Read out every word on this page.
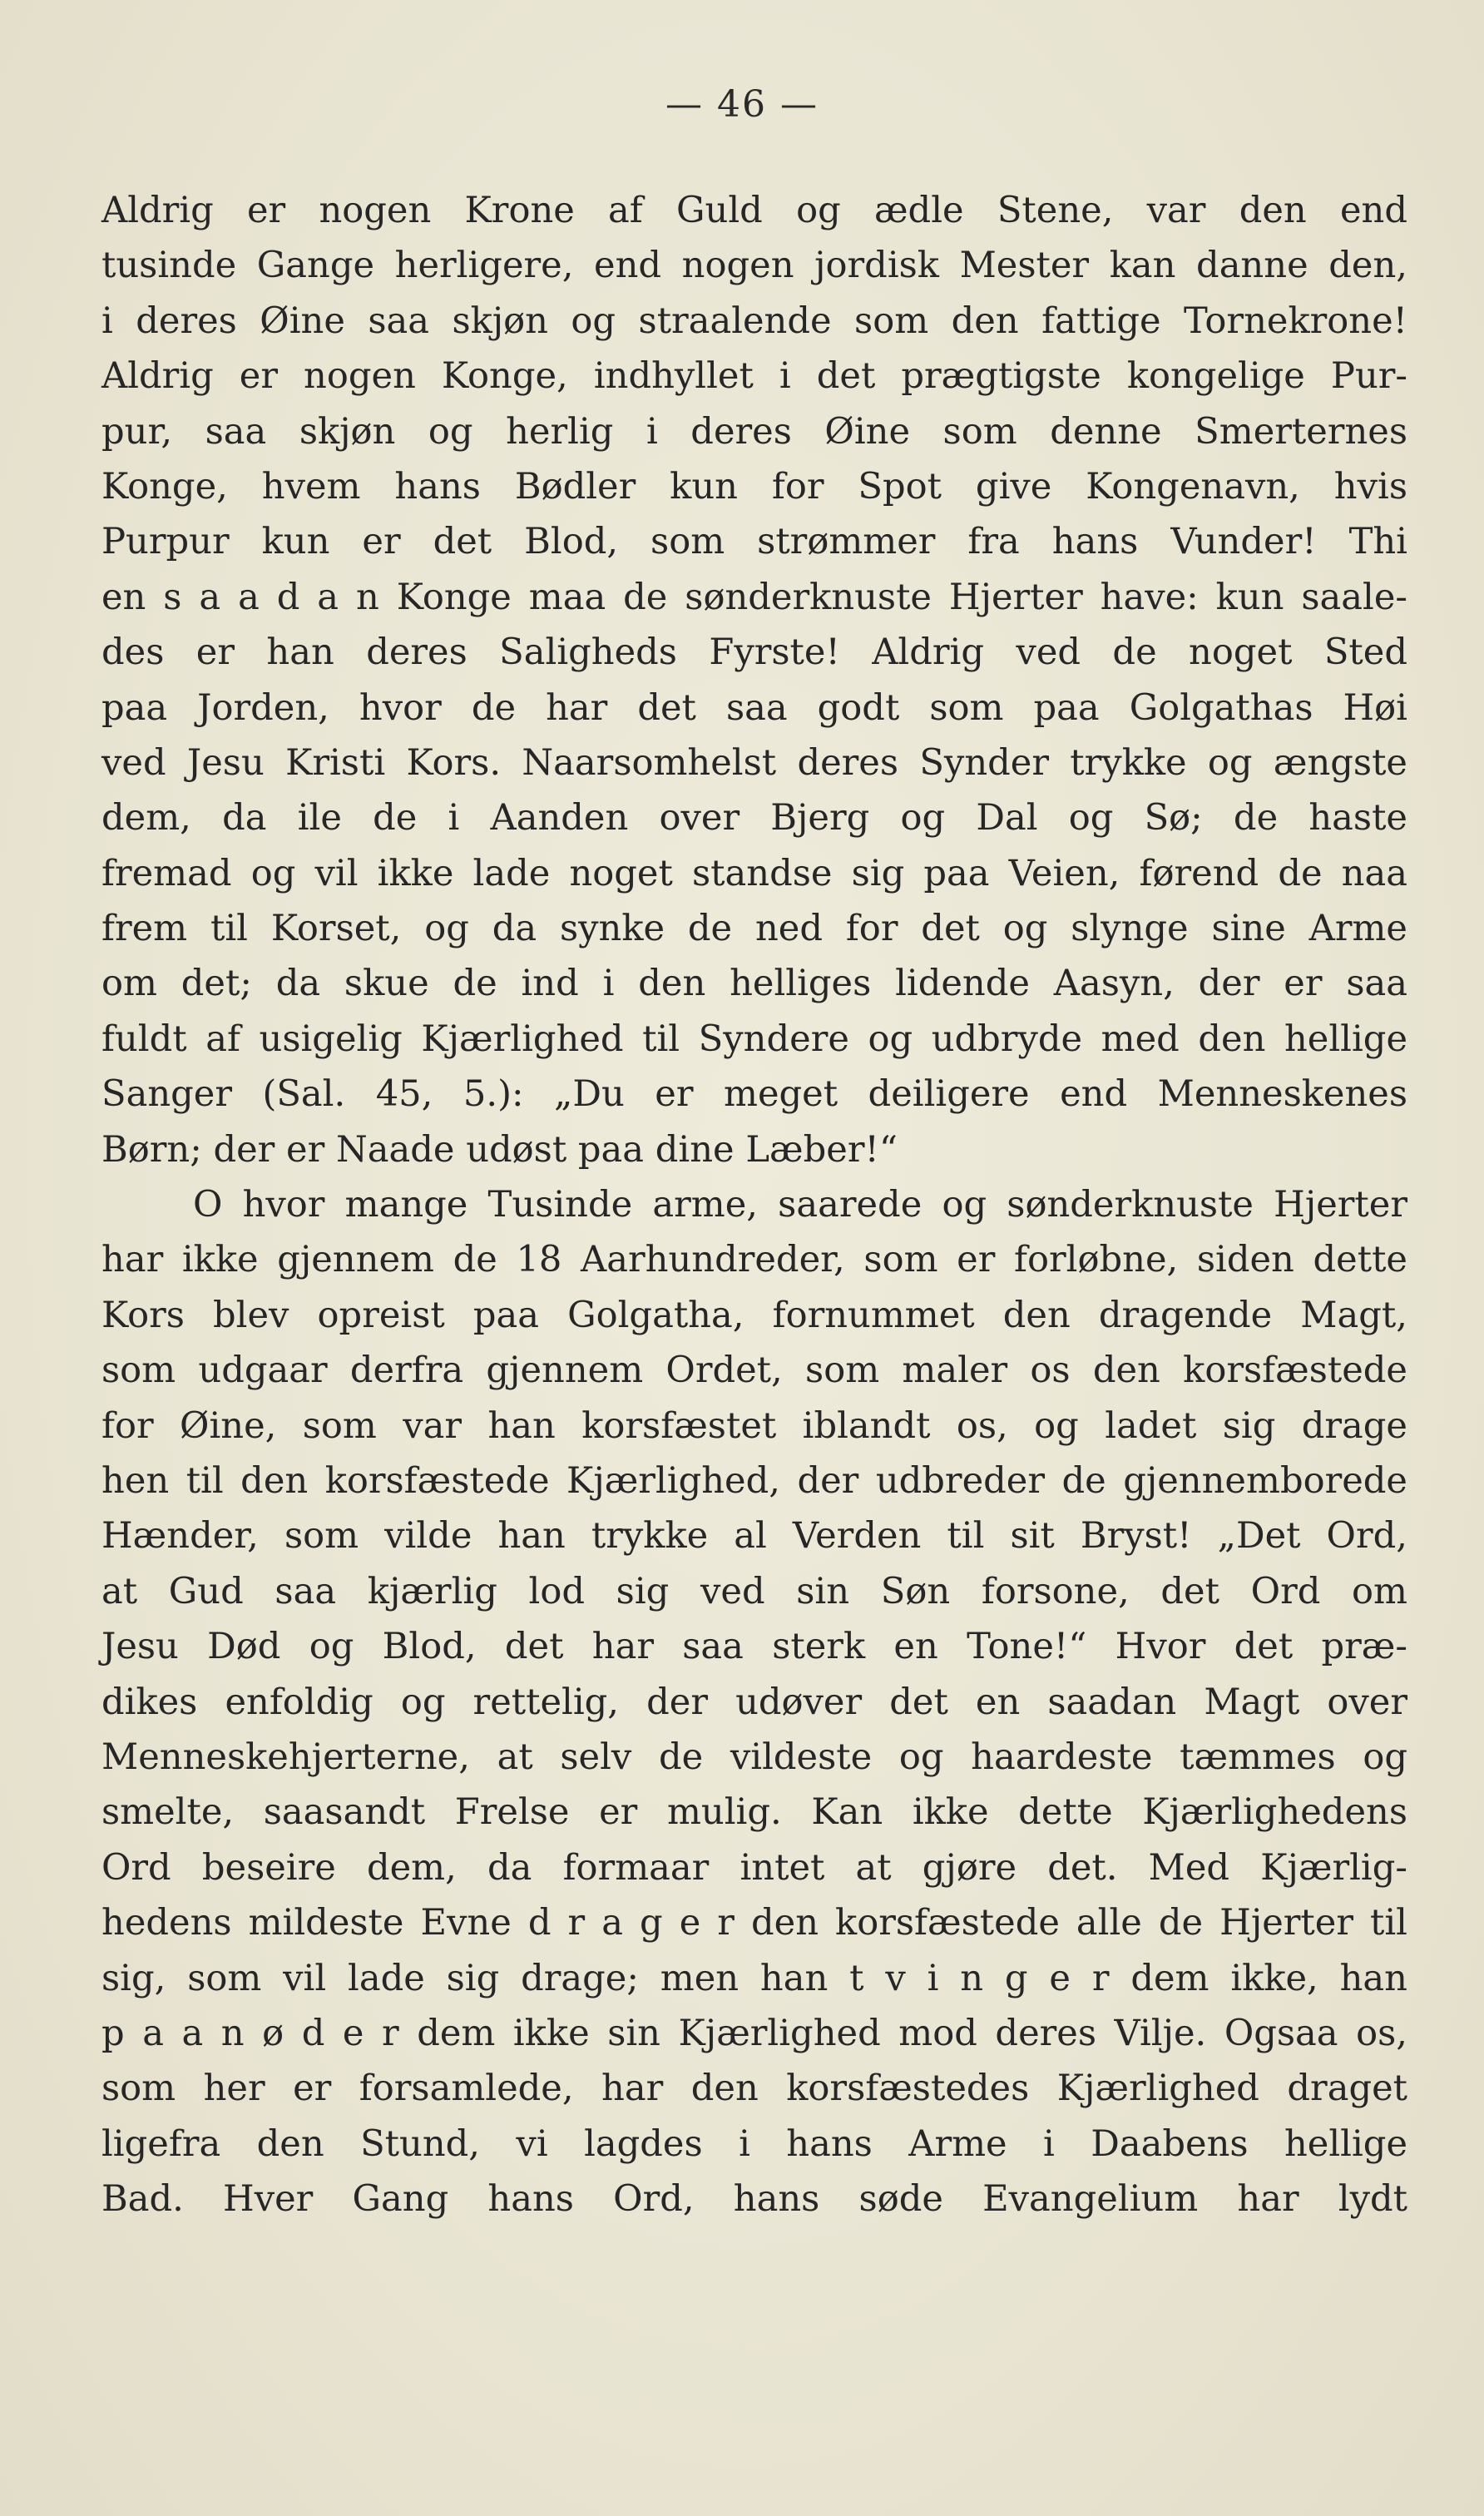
— 46 —
Aldrig er nogen Krone af Guld og ædle Stene, var den end
tusinde Gange herligere, end nogen jordisk Mester kan danne den,
i deres Øine saa skjøn og straalende som den fattige Tornekrone!
Aldrig er nogen Konge, indhyllet i det prægtigste kongelige Pur-
pur, saa skjøn og herlig i deres Øine som denne Smerternes
Konge, hvem hans Bødler kun for Spot give Kongenavn, hvis
Purpur kun er det Blod, som strømmer fra hans Vunder! Thi
en s a a d a n Konge maa de sønderknuste Hjerter have: kun saale-
des er han deres Saligheds Fyrste! Aldrig ved de noget Sted
paa Jorden, hvor de har det saa godt som paa Golgathas Høi
ved Jesu Kristi Kors. Naarsomhelst deres Synder trykke og ængste
dem, da ile de i Aanden over Bjerg og Dal og Sø; de haste
fremad og vil ikke lade noget standse sig paa Veien, førend de naa
frem til Korset, og da synke de ned for det og slynge sine Arme
om det; da skue de ind i den helliges lidende Aasyn, der er saa
fuldt af usigelig Kjærlighed til Syndere og udbryde med den hellige
Sanger (Sal. 45, 5.): „Du er meget deiligere end Menneskenes
Børn; der er Naade udøst paa dine Læber!“
O hvor mange Tusinde arme, saarede og sønderknuste Hjerter
har ikke gjennem de 18 Aarhundreder, som er forløbne, siden dette
Kors blev opreist paa Golgatha, fornummet den dragende Magt,
som udgaar derfra gjennem Ordet, som maler os den korsfæstede
for Øine, som var han korsfæstet iblandt os, og ladet sig drage
hen til den korsfæstede Kjærlighed, der udbreder de gjennemborede
Hænder, som vilde han trykke al Verden til sit Bryst! „Det Ord,
at Gud saa kjærlig lod sig ved sin Søn forsone, det Ord om
Jesu Død og Blod, det har saa sterk en Tone!“ Hvor det præ-
dikes enfoldig og rettelig, der udøver det en saadan Magt over
Menneskehjerterne, at selv de vildeste og haardeste tæmmes og
smelte, saasandt Frelse er mulig. Kan ikke dette Kjærlighedens
Ord beseire dem, da formaar intet at gjøre det. Med Kjærlig-
hedens mildeste Evne d r a g e r den korsfæstede alle de Hjerter til
sig, som vil lade sig drage; men han t v i n g e r dem ikke, han
p a a n ø d e r dem ikke sin Kjærlighed mod deres Vilje. Ogsaa os,
som her er forsamlede, har den korsfæstedes Kjærlighed draget
ligefra den Stund, vi lagdes i hans Arme i Daabens hellige
Bad. Hver Gang hans Ord, hans søde Evangelium har lydt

_EXERCISE TASK_:
In the entries above, find every line holding the word "dette" and copy it out.

_THE OUTPUT_:
har ikke gjennem de 18 Aarhundreder, som er forløbne, siden dette
smelte, saasandt Frelse er mulig. Kan ikke dette Kjærlighedens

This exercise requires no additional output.